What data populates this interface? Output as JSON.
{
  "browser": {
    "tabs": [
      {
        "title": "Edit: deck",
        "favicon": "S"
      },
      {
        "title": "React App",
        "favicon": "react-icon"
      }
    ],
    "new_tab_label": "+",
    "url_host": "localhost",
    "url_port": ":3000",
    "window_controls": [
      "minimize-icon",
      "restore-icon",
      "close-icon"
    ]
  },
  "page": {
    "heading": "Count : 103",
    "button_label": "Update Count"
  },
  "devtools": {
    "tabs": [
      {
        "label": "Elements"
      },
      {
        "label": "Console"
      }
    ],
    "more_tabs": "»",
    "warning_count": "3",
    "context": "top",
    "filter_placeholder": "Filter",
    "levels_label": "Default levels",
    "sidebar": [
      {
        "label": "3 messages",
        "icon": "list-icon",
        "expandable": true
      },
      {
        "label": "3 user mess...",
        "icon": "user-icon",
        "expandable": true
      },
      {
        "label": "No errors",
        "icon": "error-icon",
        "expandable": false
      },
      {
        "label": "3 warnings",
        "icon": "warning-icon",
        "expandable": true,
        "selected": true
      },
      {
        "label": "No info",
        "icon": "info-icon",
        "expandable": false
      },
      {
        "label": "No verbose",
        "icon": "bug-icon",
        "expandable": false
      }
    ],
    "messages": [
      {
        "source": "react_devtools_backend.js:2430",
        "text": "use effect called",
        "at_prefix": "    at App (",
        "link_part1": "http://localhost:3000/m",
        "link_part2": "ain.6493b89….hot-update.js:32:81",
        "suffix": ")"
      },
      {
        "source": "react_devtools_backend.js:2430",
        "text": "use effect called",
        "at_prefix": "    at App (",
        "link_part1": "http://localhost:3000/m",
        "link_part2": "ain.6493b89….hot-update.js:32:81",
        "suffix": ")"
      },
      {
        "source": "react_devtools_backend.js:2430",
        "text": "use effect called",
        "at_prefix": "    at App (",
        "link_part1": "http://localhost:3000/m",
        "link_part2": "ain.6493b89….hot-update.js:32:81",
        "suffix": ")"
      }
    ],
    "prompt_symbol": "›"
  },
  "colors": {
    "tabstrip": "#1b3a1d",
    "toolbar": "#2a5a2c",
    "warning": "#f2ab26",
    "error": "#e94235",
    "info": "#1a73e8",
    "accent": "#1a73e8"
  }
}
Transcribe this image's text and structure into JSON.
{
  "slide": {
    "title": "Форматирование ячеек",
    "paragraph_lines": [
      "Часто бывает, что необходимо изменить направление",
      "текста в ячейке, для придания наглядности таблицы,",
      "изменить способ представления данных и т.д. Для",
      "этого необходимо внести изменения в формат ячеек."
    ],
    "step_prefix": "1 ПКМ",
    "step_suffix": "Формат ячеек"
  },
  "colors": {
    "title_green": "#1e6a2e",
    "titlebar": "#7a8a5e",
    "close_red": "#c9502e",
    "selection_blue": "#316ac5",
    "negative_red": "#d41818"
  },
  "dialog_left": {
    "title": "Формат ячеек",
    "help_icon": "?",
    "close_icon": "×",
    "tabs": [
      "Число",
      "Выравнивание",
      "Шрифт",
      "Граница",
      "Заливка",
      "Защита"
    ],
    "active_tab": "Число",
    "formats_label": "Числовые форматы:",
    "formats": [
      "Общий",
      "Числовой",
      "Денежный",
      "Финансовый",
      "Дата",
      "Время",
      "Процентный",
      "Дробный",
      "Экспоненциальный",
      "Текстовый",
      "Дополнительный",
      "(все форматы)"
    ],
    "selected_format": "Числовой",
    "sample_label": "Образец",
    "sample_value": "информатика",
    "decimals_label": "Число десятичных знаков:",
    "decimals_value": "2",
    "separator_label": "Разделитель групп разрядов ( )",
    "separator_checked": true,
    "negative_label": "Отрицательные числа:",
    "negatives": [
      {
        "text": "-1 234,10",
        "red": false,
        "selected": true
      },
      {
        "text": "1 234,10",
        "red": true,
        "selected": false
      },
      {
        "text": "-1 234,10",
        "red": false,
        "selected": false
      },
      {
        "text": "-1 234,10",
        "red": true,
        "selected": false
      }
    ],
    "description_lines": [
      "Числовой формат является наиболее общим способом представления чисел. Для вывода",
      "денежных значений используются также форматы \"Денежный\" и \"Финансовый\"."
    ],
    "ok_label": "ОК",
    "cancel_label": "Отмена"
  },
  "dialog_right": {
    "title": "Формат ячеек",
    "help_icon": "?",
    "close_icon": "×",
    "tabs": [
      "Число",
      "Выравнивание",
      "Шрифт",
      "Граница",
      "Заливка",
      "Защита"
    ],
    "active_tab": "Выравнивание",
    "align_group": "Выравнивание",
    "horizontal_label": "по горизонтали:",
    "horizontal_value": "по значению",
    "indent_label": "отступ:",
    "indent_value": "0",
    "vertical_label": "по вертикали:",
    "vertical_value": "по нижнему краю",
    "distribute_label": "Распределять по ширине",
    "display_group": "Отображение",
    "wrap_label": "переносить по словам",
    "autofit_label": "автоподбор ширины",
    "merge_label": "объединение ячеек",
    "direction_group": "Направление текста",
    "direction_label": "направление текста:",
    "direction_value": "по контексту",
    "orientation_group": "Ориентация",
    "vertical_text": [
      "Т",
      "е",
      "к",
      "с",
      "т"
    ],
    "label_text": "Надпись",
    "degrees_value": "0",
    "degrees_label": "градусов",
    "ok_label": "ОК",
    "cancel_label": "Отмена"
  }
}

▬▬▬

→ **Task instructions**
Make an exact copy of the data above.

→ **Result**
What data populates this interface? Output as JSON.
{
  "browser": {
    "tabs": [
      {
        "title": "Edit: deck",
        "favicon": "S"
      },
      {
        "title": "React App",
        "favicon": "react-icon"
      }
    ],
    "new_tab_label": "+",
    "url_host": "localhost",
    "url_port": ":3000",
    "window_controls": [
      "minimize-icon",
      "restore-icon",
      "close-icon"
    ]
  },
  "page": {
    "heading": "Count : 103",
    "button_label": "Update Count"
  },
  "devtools": {
    "tabs": [
      {
        "label": "Elements"
      },
      {
        "label": "Console"
      }
    ],
    "more_tabs": "»",
    "warning_count": "3",
    "context": "top",
    "filter_placeholder": "Filter",
    "levels_label": "Default levels",
    "sidebar": [
      {
        "label": "3 messages",
        "icon": "list-icon",
        "expandable": true
      },
      {
        "label": "3 user mess...",
        "icon": "user-icon",
        "expandable": true
      },
      {
        "label": "No errors",
        "icon": "error-icon",
        "expandable": false
      },
      {
        "label": "3 warnings",
        "icon": "warning-icon",
        "expandable": true,
        "selected": true
      },
      {
        "label": "No info",
        "icon": "info-icon",
        "expandable": false
      },
      {
        "label": "No verbose",
        "icon": "bug-icon",
        "expandable": false
      }
    ],
    "messages": [
      {
        "source": "react_devtools_backend.js:2430",
        "text": "use effect called",
        "at_prefix": "    at App (",
        "link_part1": "http://localhost:3000/m",
        "link_part2": "ain.6493b89….hot-update.js:32:81",
        "suffix": ")"
      },
      {
        "source": "react_devtools_backend.js:2430",
        "text": "use effect called",
        "at_prefix": "    at App (",
        "link_part1": "http://localhost:3000/m",
        "link_part2": "ain.6493b89….hot-update.js:32:81",
        "suffix": ")"
      },
      {
        "source": "react_devtools_backend.js:2430",
        "text": "use effect called",
        "at_prefix": "    at App (",
        "link_part1": "http://localhost:3000/m",
        "link_part2": "ain.6493b89….hot-update.js:32:81",
        "suffix": ")"
      }
    ],
    "prompt_symbol": "›"
  },
  "colors": {
    "tabstrip": "#1b3a1d",
    "toolbar": "#2a5a2c",
    "warning": "#f2ab26",
    "error": "#e94235",
    "info": "#1a73e8",
    "accent": "#1a73e8"
  }
}
Transcribe this image's text and structure into JSON.
{
  "slide": {
    "title": "Форматирование ячеек",
    "paragraph_lines": [
      "Часто бывает, что необходимо изменить направление",
      "текста в ячейке, для придания наглядности таблицы,",
      "изменить способ представления данных и т.д. Для",
      "этого необходимо внести изменения в формат ячеек."
    ],
    "step_prefix": "1 ПКМ",
    "step_suffix": "Формат ячеек"
  },
  "colors": {
    "title_green": "#1e6a2e",
    "titlebar": "#7a8a5e",
    "close_red": "#c9502e",
    "selection_blue": "#316ac5",
    "negative_red": "#d41818"
  },
  "dialog_left": {
    "title": "Формат ячеек",
    "help_icon": "?",
    "close_icon": "×",
    "tabs": [
      "Число",
      "Выравнивание",
      "Шрифт",
      "Граница",
      "Заливка",
      "Защита"
    ],
    "active_tab": "Число",
    "formats_label": "Числовые форматы:",
    "formats": [
      "Общий",
      "Числовой",
      "Денежный",
      "Финансовый",
      "Дата",
      "Время",
      "Процентный",
      "Дробный",
      "Экспоненциальный",
      "Текстовый",
      "Дополнительный",
      "(все форматы)"
    ],
    "selected_format": "Числовой",
    "sample_label": "Образец",
    "sample_value": "информатика",
    "decimals_label": "Число десятичных знаков:",
    "decimals_value": "2",
    "separator_label": "Разделитель групп разрядов ( )",
    "separator_checked": true,
    "negative_label": "Отрицательные числа:",
    "negatives": [
      {
        "text": "-1 234,10",
        "red": false,
        "selected": true
      },
      {
        "text": "1 234,10",
        "red": true,
        "selected": false
      },
      {
        "text": "-1 234,10",
        "red": false,
        "selected": false
      },
      {
        "text": "-1 234,10",
        "red": true,
        "selected": false
      }
    ],
    "description_lines": [
      "Числовой формат является наиболее общим способом представления чисел. Для вывода",
      "денежных значений используются также форматы \"Денежный\" и \"Финансовый\"."
    ],
    "ok_label": "ОК",
    "cancel_label": "Отмена"
  },
  "dialog_right": {
    "title": "Формат ячеек",
    "help_icon": "?",
    "close_icon": "×",
    "tabs": [
      "Число",
      "Выравнивание",
      "Шрифт",
      "Граница",
      "Заливка",
      "Защита"
    ],
    "active_tab": "Выравнивание",
    "align_group": "Выравнивание",
    "horizontal_label": "по горизонтали:",
    "horizontal_value": "по значению",
    "indent_label": "отступ:",
    "indent_value": "0",
    "vertical_label": "по вертикали:",
    "vertical_value": "по нижнему краю",
    "distribute_label": "Распределять по ширине",
    "display_group": "Отображение",
    "wrap_label": "переносить по словам",
    "autofit_label": "автоподбор ширины",
    "merge_label": "объединение ячеек",
    "direction_group": "Направление текста",
    "direction_label": "направление текста:",
    "direction_value": "по контексту",
    "orientation_group": "Ориентация",
    "vertical_text": [
      "Т",
      "е",
      "к",
      "с",
      "т"
    ],
    "label_text": "Надпись",
    "degrees_value": "0",
    "degrees_label": "градусов",
    "ok_label": "ОК",
    "cancel_label": "Отмена"
  }
}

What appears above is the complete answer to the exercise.